◆ STATED GOAL: Copy out every line containing the word "color".

◆ Items from a figure collection:
:::

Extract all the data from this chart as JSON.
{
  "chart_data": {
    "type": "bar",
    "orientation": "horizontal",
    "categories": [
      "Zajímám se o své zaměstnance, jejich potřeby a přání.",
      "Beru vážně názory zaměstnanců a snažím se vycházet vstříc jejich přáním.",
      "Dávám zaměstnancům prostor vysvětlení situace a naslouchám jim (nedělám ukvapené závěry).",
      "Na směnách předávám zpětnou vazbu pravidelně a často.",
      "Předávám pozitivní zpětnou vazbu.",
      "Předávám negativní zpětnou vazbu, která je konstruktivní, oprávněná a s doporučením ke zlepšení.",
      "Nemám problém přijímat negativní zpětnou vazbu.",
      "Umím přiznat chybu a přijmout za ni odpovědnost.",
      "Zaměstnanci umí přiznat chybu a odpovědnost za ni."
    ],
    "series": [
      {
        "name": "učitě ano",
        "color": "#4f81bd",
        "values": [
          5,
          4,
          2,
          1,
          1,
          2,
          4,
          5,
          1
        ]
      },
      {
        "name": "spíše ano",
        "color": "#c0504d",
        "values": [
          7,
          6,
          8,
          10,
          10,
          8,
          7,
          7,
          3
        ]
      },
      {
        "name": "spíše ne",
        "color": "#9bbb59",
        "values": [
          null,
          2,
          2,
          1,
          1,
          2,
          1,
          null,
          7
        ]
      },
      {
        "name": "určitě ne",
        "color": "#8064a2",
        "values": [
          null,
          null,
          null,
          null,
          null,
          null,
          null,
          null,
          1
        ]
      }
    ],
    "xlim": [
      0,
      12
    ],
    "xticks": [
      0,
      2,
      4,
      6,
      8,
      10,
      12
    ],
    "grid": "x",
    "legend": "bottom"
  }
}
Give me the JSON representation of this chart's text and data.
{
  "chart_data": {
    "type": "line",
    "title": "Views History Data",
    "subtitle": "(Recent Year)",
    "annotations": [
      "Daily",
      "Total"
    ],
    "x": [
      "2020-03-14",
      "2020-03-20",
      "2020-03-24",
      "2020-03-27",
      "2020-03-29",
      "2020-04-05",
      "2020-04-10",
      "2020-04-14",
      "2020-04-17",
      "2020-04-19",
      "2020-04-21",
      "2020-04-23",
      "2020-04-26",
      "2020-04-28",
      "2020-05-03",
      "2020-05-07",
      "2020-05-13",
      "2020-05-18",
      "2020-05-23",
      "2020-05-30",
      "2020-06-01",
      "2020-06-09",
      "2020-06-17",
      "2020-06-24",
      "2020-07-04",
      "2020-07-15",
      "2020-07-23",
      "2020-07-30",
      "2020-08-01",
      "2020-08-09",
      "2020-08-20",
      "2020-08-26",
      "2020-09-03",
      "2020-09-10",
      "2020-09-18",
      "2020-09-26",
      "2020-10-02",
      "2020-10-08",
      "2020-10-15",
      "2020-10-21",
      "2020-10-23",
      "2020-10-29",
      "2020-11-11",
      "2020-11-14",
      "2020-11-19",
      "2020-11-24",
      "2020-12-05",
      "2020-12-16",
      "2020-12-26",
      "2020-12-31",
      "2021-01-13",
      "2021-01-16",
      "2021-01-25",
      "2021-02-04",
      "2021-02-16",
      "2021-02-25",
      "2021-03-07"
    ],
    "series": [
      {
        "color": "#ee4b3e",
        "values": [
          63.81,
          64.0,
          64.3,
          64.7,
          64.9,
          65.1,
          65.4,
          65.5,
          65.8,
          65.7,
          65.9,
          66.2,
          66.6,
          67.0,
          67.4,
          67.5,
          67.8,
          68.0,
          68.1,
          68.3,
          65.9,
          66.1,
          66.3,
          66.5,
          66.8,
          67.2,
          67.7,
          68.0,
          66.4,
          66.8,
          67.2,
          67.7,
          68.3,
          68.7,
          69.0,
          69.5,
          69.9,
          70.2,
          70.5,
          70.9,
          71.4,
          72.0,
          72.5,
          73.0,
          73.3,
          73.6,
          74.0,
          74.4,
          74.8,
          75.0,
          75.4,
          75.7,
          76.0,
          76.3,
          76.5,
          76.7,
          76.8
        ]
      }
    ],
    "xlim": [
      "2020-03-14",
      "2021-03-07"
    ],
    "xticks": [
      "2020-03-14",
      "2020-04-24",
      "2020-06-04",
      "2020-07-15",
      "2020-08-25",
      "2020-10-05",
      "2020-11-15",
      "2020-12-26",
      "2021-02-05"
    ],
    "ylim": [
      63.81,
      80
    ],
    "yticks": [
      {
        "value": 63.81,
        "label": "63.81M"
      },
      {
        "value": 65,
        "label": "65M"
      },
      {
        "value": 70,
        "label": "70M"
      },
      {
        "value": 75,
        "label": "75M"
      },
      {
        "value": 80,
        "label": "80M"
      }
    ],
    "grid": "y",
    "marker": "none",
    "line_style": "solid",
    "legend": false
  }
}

:::

◆ TASK RESULT:
        "color": "#4f81bd",
        "color": "#c0504d",
        "color": "#9bbb59",
        "color": "#8064a2",
        "color": "#ee4b3e",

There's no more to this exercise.